>>>>>

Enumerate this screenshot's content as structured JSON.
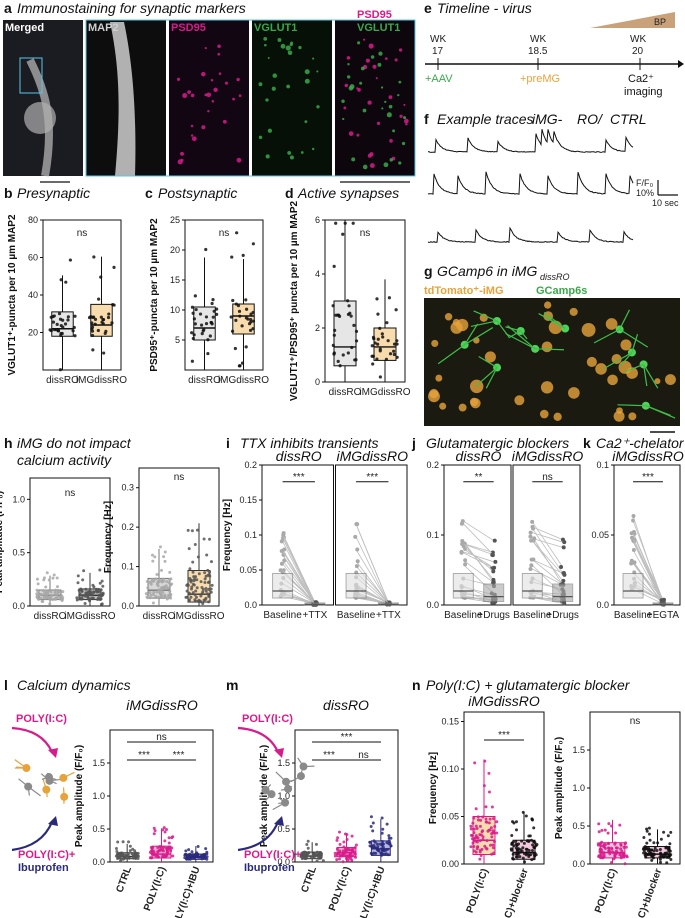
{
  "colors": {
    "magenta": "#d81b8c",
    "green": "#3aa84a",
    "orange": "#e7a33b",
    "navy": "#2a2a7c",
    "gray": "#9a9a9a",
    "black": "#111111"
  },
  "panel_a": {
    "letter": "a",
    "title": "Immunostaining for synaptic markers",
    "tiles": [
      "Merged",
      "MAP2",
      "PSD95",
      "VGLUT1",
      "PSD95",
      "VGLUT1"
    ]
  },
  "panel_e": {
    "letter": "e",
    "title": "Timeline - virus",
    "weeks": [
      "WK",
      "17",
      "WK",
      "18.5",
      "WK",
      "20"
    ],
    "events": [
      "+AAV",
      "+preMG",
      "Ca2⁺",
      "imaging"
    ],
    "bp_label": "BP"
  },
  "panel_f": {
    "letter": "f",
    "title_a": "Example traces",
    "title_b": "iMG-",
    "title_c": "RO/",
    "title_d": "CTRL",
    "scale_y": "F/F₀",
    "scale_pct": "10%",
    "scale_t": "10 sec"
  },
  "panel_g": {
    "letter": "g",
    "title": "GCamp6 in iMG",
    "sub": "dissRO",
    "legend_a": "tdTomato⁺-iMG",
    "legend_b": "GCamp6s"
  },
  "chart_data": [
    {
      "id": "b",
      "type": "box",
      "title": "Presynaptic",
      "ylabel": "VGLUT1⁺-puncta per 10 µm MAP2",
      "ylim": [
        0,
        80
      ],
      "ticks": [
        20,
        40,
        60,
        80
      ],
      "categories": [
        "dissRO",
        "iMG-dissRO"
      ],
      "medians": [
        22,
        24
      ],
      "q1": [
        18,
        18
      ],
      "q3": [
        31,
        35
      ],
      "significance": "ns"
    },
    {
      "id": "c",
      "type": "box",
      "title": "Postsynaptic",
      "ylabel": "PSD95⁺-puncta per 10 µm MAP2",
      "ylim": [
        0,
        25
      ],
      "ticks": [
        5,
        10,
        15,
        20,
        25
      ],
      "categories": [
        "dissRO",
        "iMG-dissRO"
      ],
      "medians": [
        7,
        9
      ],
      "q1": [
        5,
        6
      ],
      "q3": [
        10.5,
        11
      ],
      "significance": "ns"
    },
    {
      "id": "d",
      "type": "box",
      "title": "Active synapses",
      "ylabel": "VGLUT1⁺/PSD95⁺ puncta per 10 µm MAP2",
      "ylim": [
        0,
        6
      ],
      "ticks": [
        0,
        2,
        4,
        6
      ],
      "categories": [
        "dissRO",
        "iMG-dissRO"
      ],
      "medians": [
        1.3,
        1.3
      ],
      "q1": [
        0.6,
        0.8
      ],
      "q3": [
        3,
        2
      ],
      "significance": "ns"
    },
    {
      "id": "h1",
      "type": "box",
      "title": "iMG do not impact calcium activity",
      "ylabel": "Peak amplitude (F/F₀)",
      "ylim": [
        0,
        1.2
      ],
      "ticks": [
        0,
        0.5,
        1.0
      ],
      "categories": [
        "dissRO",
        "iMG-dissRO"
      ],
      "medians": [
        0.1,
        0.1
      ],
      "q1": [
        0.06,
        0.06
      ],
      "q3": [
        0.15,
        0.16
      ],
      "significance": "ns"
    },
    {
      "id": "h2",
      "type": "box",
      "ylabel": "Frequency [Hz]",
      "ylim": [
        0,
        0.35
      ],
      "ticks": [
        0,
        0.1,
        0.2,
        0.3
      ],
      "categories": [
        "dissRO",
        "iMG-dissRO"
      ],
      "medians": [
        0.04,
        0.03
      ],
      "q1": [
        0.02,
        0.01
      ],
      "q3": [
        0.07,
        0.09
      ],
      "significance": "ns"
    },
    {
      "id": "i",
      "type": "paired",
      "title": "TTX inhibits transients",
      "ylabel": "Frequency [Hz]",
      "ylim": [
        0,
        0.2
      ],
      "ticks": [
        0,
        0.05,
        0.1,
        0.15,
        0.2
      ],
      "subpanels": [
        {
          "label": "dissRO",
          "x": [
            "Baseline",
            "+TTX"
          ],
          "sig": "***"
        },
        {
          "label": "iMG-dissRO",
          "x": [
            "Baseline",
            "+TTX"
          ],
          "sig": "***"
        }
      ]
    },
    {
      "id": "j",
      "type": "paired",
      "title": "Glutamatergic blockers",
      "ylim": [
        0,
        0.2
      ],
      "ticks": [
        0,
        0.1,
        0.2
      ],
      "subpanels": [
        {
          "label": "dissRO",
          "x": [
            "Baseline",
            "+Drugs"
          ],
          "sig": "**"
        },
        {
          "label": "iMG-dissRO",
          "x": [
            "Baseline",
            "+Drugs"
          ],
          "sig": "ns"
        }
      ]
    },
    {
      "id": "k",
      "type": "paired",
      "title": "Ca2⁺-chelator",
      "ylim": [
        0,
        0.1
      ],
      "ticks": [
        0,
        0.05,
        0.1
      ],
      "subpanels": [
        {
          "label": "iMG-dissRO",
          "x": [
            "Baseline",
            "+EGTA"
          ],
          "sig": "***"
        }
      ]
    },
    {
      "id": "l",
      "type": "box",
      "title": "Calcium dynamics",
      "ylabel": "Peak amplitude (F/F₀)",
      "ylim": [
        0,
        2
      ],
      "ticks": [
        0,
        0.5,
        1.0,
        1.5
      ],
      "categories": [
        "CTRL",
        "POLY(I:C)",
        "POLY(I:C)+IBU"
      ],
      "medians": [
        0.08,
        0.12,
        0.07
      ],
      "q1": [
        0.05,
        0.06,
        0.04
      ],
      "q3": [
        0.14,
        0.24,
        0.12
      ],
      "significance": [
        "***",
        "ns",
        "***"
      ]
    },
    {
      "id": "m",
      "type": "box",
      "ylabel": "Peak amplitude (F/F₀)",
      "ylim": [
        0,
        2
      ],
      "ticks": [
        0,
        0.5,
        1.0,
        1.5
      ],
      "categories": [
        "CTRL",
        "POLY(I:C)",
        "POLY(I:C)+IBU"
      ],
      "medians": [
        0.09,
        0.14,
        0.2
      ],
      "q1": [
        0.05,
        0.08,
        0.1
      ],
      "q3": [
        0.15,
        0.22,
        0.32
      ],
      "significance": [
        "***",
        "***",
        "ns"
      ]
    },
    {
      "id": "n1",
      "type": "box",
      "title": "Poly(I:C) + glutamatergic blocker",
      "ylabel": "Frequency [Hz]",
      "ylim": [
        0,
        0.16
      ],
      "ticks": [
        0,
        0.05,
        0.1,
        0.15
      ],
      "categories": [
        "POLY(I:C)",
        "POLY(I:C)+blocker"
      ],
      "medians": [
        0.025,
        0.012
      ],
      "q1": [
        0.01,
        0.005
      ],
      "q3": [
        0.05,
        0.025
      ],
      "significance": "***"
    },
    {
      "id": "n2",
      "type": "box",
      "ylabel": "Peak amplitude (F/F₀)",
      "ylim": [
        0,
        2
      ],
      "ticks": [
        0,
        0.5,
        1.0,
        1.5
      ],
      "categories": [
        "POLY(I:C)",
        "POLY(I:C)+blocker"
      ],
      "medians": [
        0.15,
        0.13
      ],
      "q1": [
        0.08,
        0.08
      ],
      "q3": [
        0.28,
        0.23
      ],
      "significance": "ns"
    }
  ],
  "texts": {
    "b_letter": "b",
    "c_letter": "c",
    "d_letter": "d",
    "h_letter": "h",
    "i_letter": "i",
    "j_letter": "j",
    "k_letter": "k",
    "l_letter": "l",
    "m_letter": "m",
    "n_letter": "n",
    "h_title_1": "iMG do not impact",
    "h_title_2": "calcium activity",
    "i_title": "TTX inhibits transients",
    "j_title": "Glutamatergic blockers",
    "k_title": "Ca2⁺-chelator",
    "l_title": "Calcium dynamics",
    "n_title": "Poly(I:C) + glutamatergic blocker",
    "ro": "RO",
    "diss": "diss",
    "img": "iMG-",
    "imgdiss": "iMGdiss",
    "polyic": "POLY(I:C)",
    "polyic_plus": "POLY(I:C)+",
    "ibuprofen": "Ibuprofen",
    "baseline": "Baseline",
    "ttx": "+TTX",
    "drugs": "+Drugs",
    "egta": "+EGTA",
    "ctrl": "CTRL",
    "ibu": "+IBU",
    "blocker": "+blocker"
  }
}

<<<<<

_What to produce_
Please count the lines in the material above that hold "puncta", and state only the number.

_Answer space_
3